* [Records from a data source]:
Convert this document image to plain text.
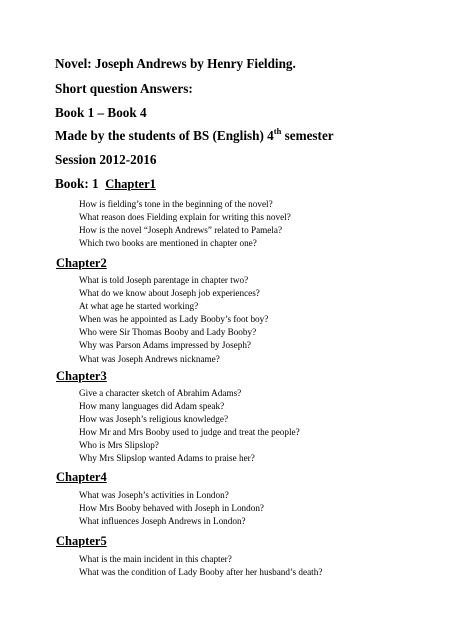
Novel: Joseph Andrews by Henry Fielding.
Short question Answers:
Book 1 – Book 4
Made by the students of BS (English) 4th semester
Session 2012-2016
Book: 1 Chapter1
How is fielding’s tone in the beginning of the novel?
What reason does Fielding explain for writing this novel?
How is the novel “Joseph Andrews” related to Pamela?
Which two books are mentioned in chapter one?
Chapter2
What is told Joseph parentage in chapter two?
What do we know about Joseph job experiences?
At what age he started working?
When was he appointed as Lady Booby’s foot boy?
Who were Sir Thomas Booby and Lady Booby?
Why was Parson Adams impressed by Joseph?
What was Joseph Andrews nickname?
Chapter3
Give a character sketch of Abrahim Adams?
How many languages did Adam speak?
How was Joseph’s religious knowledge?
How Mr and Mrs Booby used to judge and treat the people?
Who is Mrs Slipslop?
Why Mrs Slipslop wanted Adams to praise her?
Chapter4
What was Joseph’s activities in London?
How Mrs Booby behaved with Joseph in London?
What influences Joseph Andrews in London?
Chapter5
What is the main incident in this chapter?
What was the condition of Lady Booby after her husband’s death?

* [Exercise details]:
From the entries above, collect every line with the string "this" in it.

* [Expected answer]:
Convert this document image to plain text.
What reason does Fielding explain for writing this novel?
What is the main incident in this chapter?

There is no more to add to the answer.